MINUS, though, while hailing from Iceland, dressing like Axl Rose is the ultimate rocker to emulate and having a bassist who loves to lick the neck of his bass while playing (baby), are cut from different, entirely superior cloth. Now several albums in, with "Halldor Laxness" they have made a record that actually makes a case for Scando-metal as a credible art form.

Mind you, while much of the album could comfortably satiate the need of the discerning metal fan, it must be said the band Minus most remind this writer of when they're at full tilt is Killing Joke at their heaviest. Both of the opening tracks "Boys Of Winter" and "Who's Hobo" are reminiscent of KJ'S recent, eponymous album with Dave Grohl and feature stark, ritualistic riffing, complex time signatures, Bjossi's animalistic, gasometer toplling drumming and Krummi's strychnine-gargling howl. It's all rather fetching too.

Extracted material.
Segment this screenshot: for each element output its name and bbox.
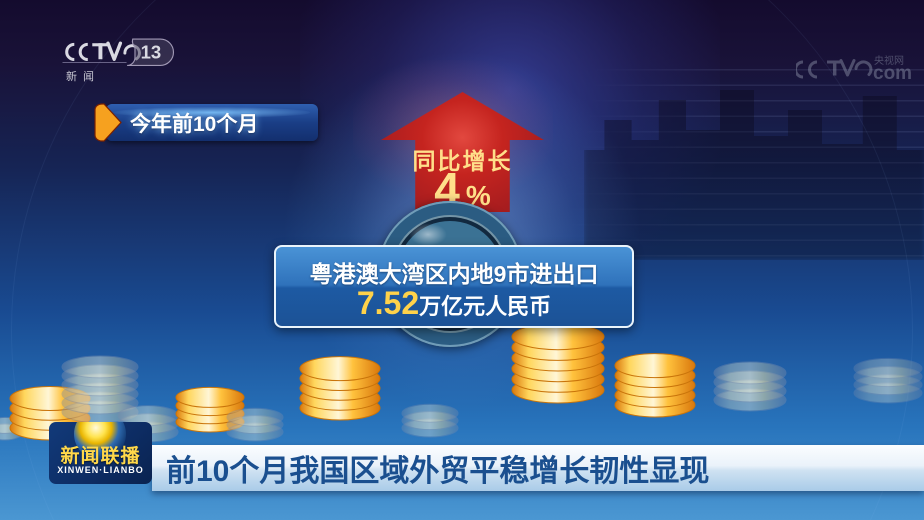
svg-text:com: com [873,63,912,84]
svg-text:13: 13 [141,42,162,63]
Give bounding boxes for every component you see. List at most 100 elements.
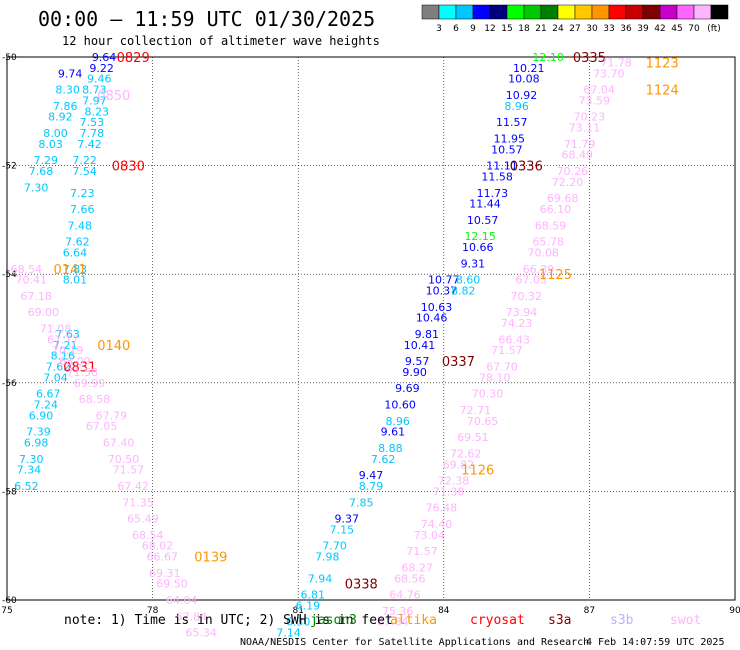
wave-height-value: 9.69 <box>395 382 420 395</box>
wave-height-value: 8.03 <box>38 138 63 151</box>
wave-height-value: 10.41 <box>404 339 436 352</box>
wave-height-value: 65.49 <box>127 513 159 526</box>
wave-height-value: 11.58 <box>481 170 513 183</box>
wave-height-value: 10.77 <box>428 274 460 287</box>
colorbar-swatch <box>574 4 593 20</box>
x-tick-label: 87 <box>584 606 595 616</box>
wave-height-value: 10.37 <box>426 284 458 297</box>
wave-height-value: 78.10 <box>479 371 511 384</box>
wave-height-value: 70.50 <box>108 453 140 466</box>
wave-height-value: 9.37 <box>334 513 359 526</box>
wave-height-value: 76.48 <box>426 502 458 515</box>
wave-height-value: 7.39 <box>26 426 51 439</box>
wave-height-value: 7.94 <box>308 572 333 585</box>
wave-height-value: 71.57 <box>491 344 523 357</box>
colorbar-unit: (ft) <box>707 24 721 34</box>
wave-height-value: 7.53 <box>80 116 105 129</box>
mission-legend-item: altika <box>390 613 437 628</box>
wave-height-value: 73.70 <box>593 67 625 80</box>
wave-height-value: 9.57 <box>405 355 430 368</box>
wave-height-value: 7.66 <box>70 203 95 216</box>
x-tick-label: 78 <box>147 606 159 616</box>
colorbar-label: 15 <box>501 24 512 34</box>
wave-height-value: 69.00 <box>28 306 60 319</box>
wave-height-value: 11.11 <box>486 160 518 173</box>
wave-height-value: 74.40 <box>421 518 453 531</box>
colorbar-label: 42 <box>654 24 665 34</box>
wave-height-value: 7.21 <box>53 339 78 352</box>
wave-height-value: 11.44 <box>469 198 501 211</box>
colorbar-swatch <box>676 4 695 20</box>
pass-time-label: 0831 <box>63 361 96 376</box>
wave-height-value: 74.23 <box>501 317 533 330</box>
wave-height-value: 7.23 <box>70 187 95 200</box>
wave-height-value: 7.62 <box>371 453 396 466</box>
y-tick-label: -50 <box>2 53 17 63</box>
plot-frame <box>6 56 736 601</box>
wave-height-value: 71.58 <box>66 366 98 379</box>
pass-time-label: 1126 <box>461 464 494 479</box>
colorbar-swatch <box>591 4 610 20</box>
wave-height-value: 12.15 <box>464 230 496 243</box>
wave-height-value: 7.62 <box>65 236 90 249</box>
y-tick-label: -52 <box>2 162 17 172</box>
colorbar-label: 6 <box>453 24 459 34</box>
wave-height-value: 7.54 <box>72 165 97 178</box>
wave-height-value: 8.60 <box>456 274 481 287</box>
wave-height-value: 70.32 <box>511 290 543 303</box>
colorbar-label: 12 <box>484 24 495 34</box>
pass-time-label: 0850 <box>97 89 130 104</box>
wave-height-value: 67.40 <box>103 437 135 450</box>
wave-height-value: 69.50 <box>156 578 188 591</box>
pass-time-label: 1124 <box>646 84 679 99</box>
wave-height-value: 9.74 <box>58 67 83 80</box>
wave-height-value: 68.58 <box>79 393 111 406</box>
wave-height-value: 10.57 <box>491 143 523 156</box>
wave-height-value: 7.14 <box>276 627 301 640</box>
wave-height-value: 7.04 <box>43 371 68 384</box>
wave-height-value: 69.99 <box>74 377 106 390</box>
x-tick-label: 81 <box>292 606 303 616</box>
colorbar-swatch <box>540 4 559 20</box>
wave-height-value: 68.02 <box>142 540 174 553</box>
wave-height-value: 73.11 <box>569 122 601 135</box>
wave-height-value: 72.71 <box>460 404 492 417</box>
wave-height-value: 12.10 <box>532 51 564 64</box>
wave-height-value: 9.22 <box>89 62 114 75</box>
wave-height-value: 66.39 <box>523 263 555 276</box>
wave-height-value: 70.26 <box>557 165 589 178</box>
wave-height-value: 7.29 <box>34 154 59 167</box>
wave-height-value: 72.62 <box>450 447 482 460</box>
wave-height-value: 68.09 <box>59 355 91 368</box>
wave-height-value: 9.46 <box>87 73 112 86</box>
colorbar-label: 39 <box>637 24 649 34</box>
wave-height-value: 71.57 <box>406 545 438 558</box>
wave-height-value: 8.00 <box>43 127 68 140</box>
wave-height-value: 11.73 <box>477 187 509 200</box>
colorbar-swatch <box>625 4 644 20</box>
wave-height-value: 71.78 <box>600 56 632 69</box>
y-tick-label: -58 <box>2 487 17 497</box>
wave-height-value: 7.85 <box>349 496 374 509</box>
pass-time-label: 0140 <box>97 339 130 354</box>
wave-height-value: 10.21 <box>513 62 545 75</box>
wave-height-value: 7.15 <box>330 523 355 536</box>
wave-height-value: 69.82 <box>443 458 475 471</box>
colorbar-swatch <box>710 4 729 20</box>
wave-height-value: 7.42 <box>77 138 102 151</box>
colorbar-label: 21 <box>535 24 546 34</box>
wave-height-value: 67.18 <box>20 290 52 303</box>
colorbar-swatch <box>438 4 457 20</box>
pass-time-label: 1123 <box>646 56 679 71</box>
wave-height-value: 67.84 <box>377 616 409 629</box>
x-tick-label: 84 <box>438 606 450 616</box>
wave-height-value: 11.57 <box>496 116 528 129</box>
x-tick-label: 75 <box>1 606 12 616</box>
colorbar-label: 36 <box>620 24 632 34</box>
mission-legend-item: s3a <box>548 613 571 628</box>
wave-height-value: 73.94 <box>506 306 538 319</box>
wave-height-value: 67.77 <box>47 333 79 346</box>
pass-time-label: 0139 <box>194 551 227 566</box>
wave-height-value: 65.78 <box>532 236 564 249</box>
wave-height-value: 6.19 <box>296 599 321 612</box>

Task set.
**1)** Reproduce verbatim the part of the Minus album review starting at "Mind you, while" and ending at "rather fetching too.".
**2)** Write the next part of the Minus album review, picking up after its final sentence.

Answers for this exercise.
**1)**
Mind you, while much of the album could comfortably satiate the need of the discerning metal fan, it must be said the band Minus most remind this writer of when they're at full tilt is Killing Joke at their heaviest. Both of the opening tracks "Boys Of Winter" and "Who's Hobo" are reminiscent of KJ'S recent, eponymous album with Dave Grohl and feature stark, ritualistic riffing, complex time signatures, Bjossi's animalistic, gasometer toplling drumming and Krummi's strychnine-gargling howl. It's all rather fetching too.

**2)**
Elsewhere, their diamond-hard power whips up an awesome fury on tracks like "Flophouse Nightmare" - where a Sonic Youth-style dynamic squeezes its' way into the powderkeg - and "Here Comes The Night", which revels in its' sawn-off steath riffing, heroic tambourines and the sound of Krummi actually SINGING the mesmeric "I sleep on a concrete bed, wake up and see all the long faces" chorus. That might not scan too well, but it's excellent, provocative stuff on record: as is the cautionary "My Name Is Cocaine", where Krummi warns: "I'm more valued than diamonds, more treasured than gold/ use me just once and you too will be sold" over predatory, bad dream riffing.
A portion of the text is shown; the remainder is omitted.